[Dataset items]
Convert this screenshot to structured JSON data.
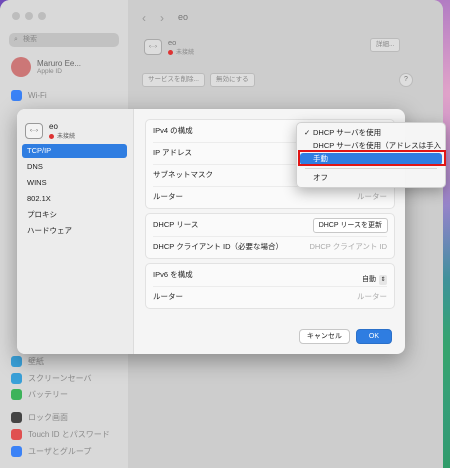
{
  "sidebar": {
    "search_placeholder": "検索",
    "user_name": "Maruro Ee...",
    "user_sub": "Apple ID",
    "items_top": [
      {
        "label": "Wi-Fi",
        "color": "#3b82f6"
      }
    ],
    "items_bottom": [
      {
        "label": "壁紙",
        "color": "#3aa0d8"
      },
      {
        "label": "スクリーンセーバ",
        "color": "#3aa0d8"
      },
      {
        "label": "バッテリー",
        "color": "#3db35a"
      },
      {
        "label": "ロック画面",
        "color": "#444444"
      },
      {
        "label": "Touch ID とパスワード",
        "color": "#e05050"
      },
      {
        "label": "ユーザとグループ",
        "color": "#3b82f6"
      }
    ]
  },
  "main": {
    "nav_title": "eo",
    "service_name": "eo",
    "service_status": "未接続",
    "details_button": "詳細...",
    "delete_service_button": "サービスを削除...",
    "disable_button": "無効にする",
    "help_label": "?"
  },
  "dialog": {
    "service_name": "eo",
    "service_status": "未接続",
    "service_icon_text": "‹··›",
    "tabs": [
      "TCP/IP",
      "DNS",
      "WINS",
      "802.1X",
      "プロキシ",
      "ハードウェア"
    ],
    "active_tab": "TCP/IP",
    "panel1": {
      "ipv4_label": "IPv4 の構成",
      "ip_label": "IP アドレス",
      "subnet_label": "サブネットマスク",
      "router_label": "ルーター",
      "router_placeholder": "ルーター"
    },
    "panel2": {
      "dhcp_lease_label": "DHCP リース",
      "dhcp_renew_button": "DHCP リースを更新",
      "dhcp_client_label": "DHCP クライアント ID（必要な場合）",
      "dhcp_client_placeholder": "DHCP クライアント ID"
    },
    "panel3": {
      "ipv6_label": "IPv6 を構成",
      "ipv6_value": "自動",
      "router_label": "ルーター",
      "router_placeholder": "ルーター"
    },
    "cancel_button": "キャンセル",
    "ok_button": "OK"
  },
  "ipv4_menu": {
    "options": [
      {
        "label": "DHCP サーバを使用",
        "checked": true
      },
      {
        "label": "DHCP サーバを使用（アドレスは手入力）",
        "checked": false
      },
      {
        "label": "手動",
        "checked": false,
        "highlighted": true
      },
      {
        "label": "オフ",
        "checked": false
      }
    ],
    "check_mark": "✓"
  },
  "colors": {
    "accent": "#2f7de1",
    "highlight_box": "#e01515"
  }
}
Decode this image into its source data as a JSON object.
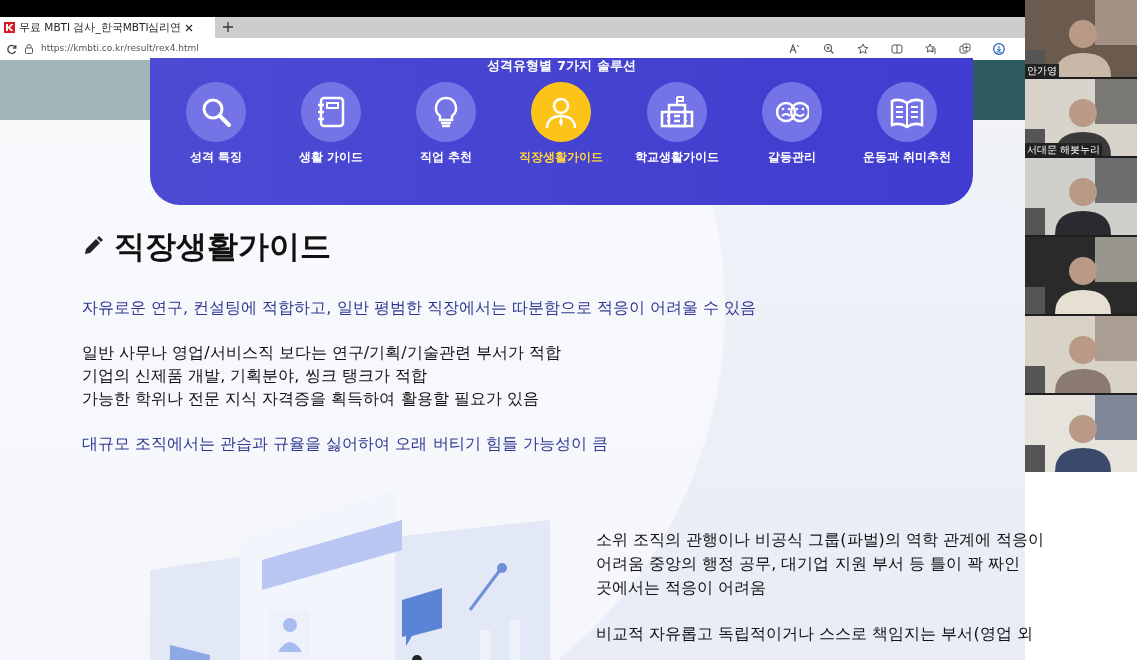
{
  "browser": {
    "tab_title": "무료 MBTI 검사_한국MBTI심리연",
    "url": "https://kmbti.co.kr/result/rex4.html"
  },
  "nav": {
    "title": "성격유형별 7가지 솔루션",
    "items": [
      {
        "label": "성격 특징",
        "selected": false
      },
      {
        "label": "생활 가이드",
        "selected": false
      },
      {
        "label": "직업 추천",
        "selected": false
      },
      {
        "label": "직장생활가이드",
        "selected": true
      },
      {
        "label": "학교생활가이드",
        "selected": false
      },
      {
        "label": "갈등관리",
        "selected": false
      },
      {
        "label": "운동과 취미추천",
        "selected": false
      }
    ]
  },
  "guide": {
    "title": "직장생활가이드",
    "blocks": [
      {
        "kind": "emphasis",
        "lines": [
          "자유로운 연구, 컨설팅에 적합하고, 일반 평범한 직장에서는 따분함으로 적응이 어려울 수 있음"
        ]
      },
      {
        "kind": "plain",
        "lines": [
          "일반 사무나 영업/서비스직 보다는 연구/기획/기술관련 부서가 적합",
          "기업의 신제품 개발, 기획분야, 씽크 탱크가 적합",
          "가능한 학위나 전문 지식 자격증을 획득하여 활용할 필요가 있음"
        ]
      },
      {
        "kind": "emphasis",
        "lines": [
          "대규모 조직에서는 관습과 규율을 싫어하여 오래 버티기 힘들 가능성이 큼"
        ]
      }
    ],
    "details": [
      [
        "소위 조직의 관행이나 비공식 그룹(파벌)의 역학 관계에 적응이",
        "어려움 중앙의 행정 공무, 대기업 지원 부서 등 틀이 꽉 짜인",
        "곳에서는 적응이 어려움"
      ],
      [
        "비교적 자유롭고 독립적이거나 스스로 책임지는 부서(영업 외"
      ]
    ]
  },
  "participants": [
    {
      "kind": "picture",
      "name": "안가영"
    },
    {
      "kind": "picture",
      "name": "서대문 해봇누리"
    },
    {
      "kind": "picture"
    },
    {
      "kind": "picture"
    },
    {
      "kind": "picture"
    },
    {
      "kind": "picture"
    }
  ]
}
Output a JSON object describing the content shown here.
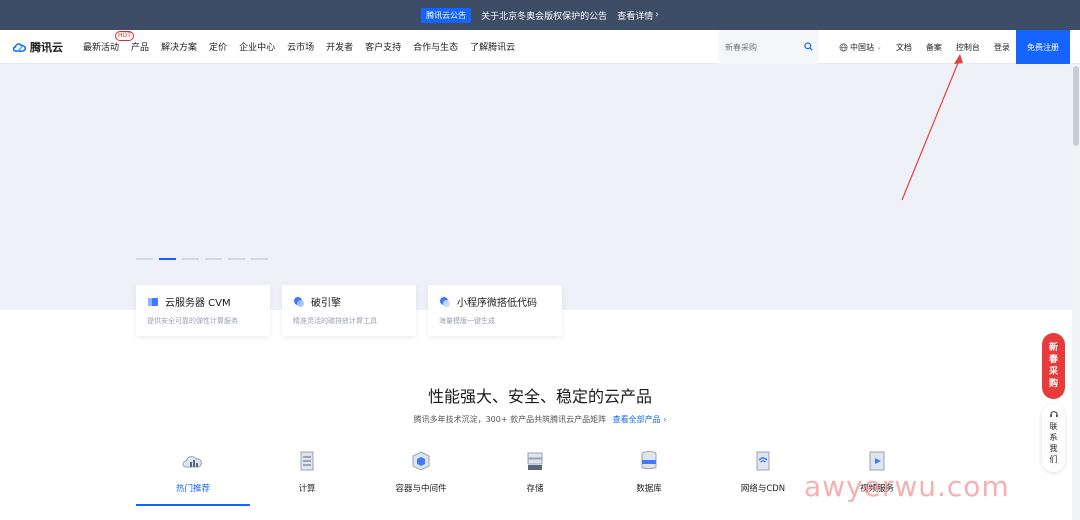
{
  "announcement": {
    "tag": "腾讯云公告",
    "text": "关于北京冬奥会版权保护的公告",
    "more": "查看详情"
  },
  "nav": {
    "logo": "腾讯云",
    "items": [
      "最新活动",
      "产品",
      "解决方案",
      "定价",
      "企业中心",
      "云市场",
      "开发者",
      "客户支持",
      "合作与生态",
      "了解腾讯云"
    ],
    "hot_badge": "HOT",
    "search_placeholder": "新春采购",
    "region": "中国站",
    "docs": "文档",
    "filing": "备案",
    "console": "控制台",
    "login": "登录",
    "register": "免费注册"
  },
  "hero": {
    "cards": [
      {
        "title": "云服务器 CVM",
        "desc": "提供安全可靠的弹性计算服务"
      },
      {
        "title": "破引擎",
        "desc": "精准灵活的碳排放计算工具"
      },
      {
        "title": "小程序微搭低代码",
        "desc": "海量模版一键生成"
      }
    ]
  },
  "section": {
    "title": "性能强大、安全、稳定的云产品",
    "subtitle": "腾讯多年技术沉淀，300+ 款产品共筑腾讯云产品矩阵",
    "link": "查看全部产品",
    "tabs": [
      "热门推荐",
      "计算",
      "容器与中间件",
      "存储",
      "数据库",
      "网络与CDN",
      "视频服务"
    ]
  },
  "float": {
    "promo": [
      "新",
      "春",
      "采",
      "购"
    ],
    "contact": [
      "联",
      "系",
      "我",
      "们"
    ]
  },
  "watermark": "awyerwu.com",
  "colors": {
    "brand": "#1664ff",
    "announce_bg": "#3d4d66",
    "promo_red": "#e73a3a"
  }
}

# [WHAT NEEDS TO BE DONE]
Identify all lines where the word "this" shows up. Copy them.

# [COMPLETED EXERCISE]
Convert this screenshot to structured JSON data.
Decode this image into its source data as a JSON object.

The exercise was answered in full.